### Exercise goal
Extract each line containing the string "title".

○ ○ ○ ○ ○

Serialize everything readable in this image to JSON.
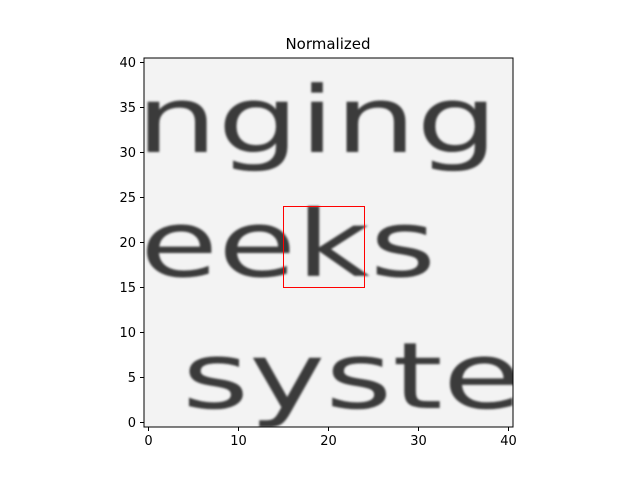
{
  "chart_data": {
    "type": "heatmap",
    "title": "Normalized",
    "xlabel": "",
    "ylabel": "",
    "colormap": "grayscale (dark = low, white = high)",
    "image_size": [
      41,
      41
    ],
    "xlim": [
      -0.5,
      40.5
    ],
    "ylim": [
      40.5,
      -0.5
    ],
    "x_ticks": [
      0,
      10,
      20,
      30,
      40
    ],
    "y_ticks": [
      0,
      5,
      10,
      15,
      20,
      25,
      30,
      35,
      40
    ],
    "x_tick_labels": [
      "0",
      "10",
      "20",
      "30",
      "40"
    ],
    "y_tick_labels": [
      "0",
      "5",
      "10",
      "15",
      "20",
      "25",
      "30",
      "35",
      "40"
    ],
    "image_content_text": [
      "nging",
      "eeks",
      "syste"
    ],
    "highlight_box": {
      "x": [
        15,
        24
      ],
      "y": [
        15,
        24
      ],
      "color": "#ff0000"
    },
    "grid": false,
    "legend": "none"
  }
}
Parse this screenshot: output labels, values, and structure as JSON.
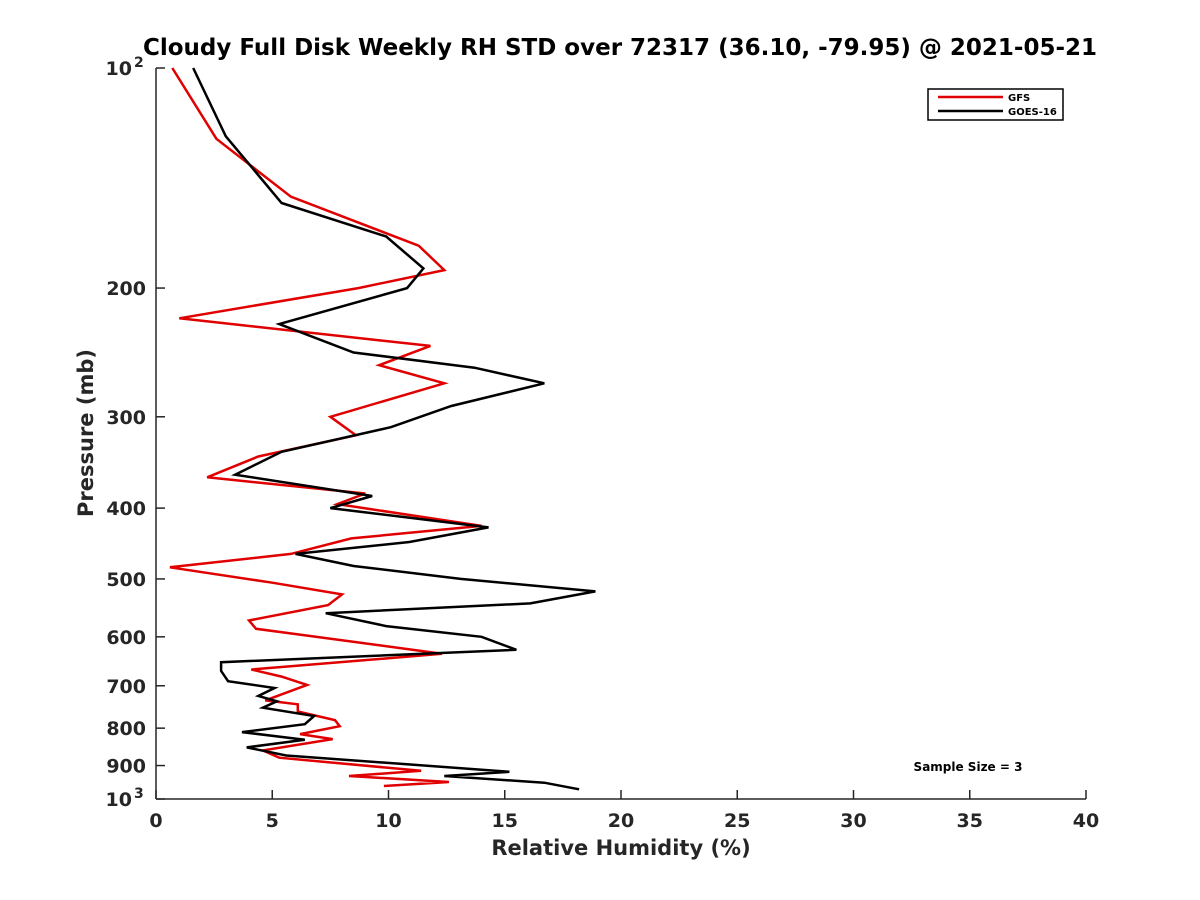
{
  "chart_data": {
    "type": "line",
    "title": "Cloudy Full Disk Weekly RH STD over 72317 (36.10, -79.95) @ 2021-05-21",
    "xlabel": "Relative Humidity (%)",
    "ylabel": "Pressure (mb)",
    "xlim": [
      0,
      40
    ],
    "ylim": [
      100,
      1000
    ],
    "y_scale": "log",
    "y_reversed": true,
    "x_ticks": [
      0,
      5,
      10,
      15,
      20,
      25,
      30,
      35,
      40
    ],
    "y_ticks": [
      {
        "value": 100,
        "label": "10",
        "exp": "2"
      },
      {
        "value": 200,
        "label": "200"
      },
      {
        "value": 300,
        "label": "300"
      },
      {
        "value": 400,
        "label": "400"
      },
      {
        "value": 500,
        "label": "500"
      },
      {
        "value": 600,
        "label": "600"
      },
      {
        "value": 700,
        "label": "700"
      },
      {
        "value": 800,
        "label": "800"
      },
      {
        "value": 900,
        "label": "900"
      },
      {
        "value": 1000,
        "label": "10",
        "exp": "3"
      }
    ],
    "grid": false,
    "legend_position": "top-right",
    "annotation": "Sample Size = 3",
    "series": [
      {
        "name": "GFS",
        "color": "#e00000",
        "points": [
          [
            0.7,
            100
          ],
          [
            2.6,
            125
          ],
          [
            5.8,
            150
          ],
          [
            11.3,
            175
          ],
          [
            12.4,
            189
          ],
          [
            8.7,
            200
          ],
          [
            1.0,
            220
          ],
          [
            11.8,
            240
          ],
          [
            9.6,
            255
          ],
          [
            12.4,
            270
          ],
          [
            7.5,
            300
          ],
          [
            8.6,
            318
          ],
          [
            4.4,
            340
          ],
          [
            2.2,
            363
          ],
          [
            9.0,
            382
          ],
          [
            7.8,
            395
          ],
          [
            14.0,
            423
          ],
          [
            8.4,
            440
          ],
          [
            5.8,
            462
          ],
          [
            0.6,
            482
          ],
          [
            5.0,
            506
          ],
          [
            8.0,
            525
          ],
          [
            7.4,
            543
          ],
          [
            4.0,
            570
          ],
          [
            4.3,
            585
          ],
          [
            8.6,
            610
          ],
          [
            12.3,
            633
          ],
          [
            4.1,
            665
          ],
          [
            5.4,
            680
          ],
          [
            6.5,
            698
          ],
          [
            4.7,
            733
          ],
          [
            6.1,
            742
          ],
          [
            6.1,
            759
          ],
          [
            7.7,
            780
          ],
          [
            7.9,
            795
          ],
          [
            6.2,
            815
          ],
          [
            7.6,
            828
          ],
          [
            4.6,
            858
          ],
          [
            5.3,
            878
          ],
          [
            11.4,
            915
          ],
          [
            8.3,
            930
          ],
          [
            12.6,
            948
          ],
          [
            9.8,
            960
          ]
        ]
      },
      {
        "name": "GOES-16",
        "color": "#000000",
        "points": [
          [
            1.6,
            100
          ],
          [
            3.0,
            124
          ],
          [
            5.4,
            153
          ],
          [
            9.9,
            170
          ],
          [
            11.5,
            188
          ],
          [
            10.8,
            200
          ],
          [
            5.3,
            224
          ],
          [
            8.5,
            245
          ],
          [
            13.7,
            257
          ],
          [
            16.7,
            270
          ],
          [
            12.7,
            290
          ],
          [
            10.1,
            310
          ],
          [
            5.4,
            335
          ],
          [
            3.4,
            360
          ],
          [
            9.3,
            385
          ],
          [
            7.5,
            400
          ],
          [
            14.3,
            425
          ],
          [
            10.9,
            445
          ],
          [
            6.0,
            462
          ],
          [
            8.5,
            480
          ],
          [
            13.1,
            500
          ],
          [
            18.9,
            520
          ],
          [
            16.1,
            540
          ],
          [
            7.3,
            557
          ],
          [
            9.9,
            580
          ],
          [
            14.0,
            600
          ],
          [
            15.5,
            625
          ],
          [
            2.8,
            650
          ],
          [
            2.8,
            668
          ],
          [
            3.1,
            690
          ],
          [
            5.1,
            705
          ],
          [
            4.4,
            723
          ],
          [
            5.2,
            735
          ],
          [
            4.6,
            750
          ],
          [
            6.8,
            770
          ],
          [
            6.4,
            790
          ],
          [
            3.7,
            810
          ],
          [
            6.4,
            830
          ],
          [
            3.9,
            850
          ],
          [
            5.6,
            872
          ],
          [
            10.5,
            895
          ],
          [
            15.2,
            918
          ],
          [
            12.4,
            930
          ],
          [
            16.7,
            950
          ],
          [
            18.2,
            970
          ]
        ]
      }
    ]
  }
}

○ ○ ○ ○ ○

### Response to this task
    "title": "Normalized",
    "title": "Cloudy Full Disk Weekly RH STD over 72317 (36.10, -79.95) @ 2021-05-21",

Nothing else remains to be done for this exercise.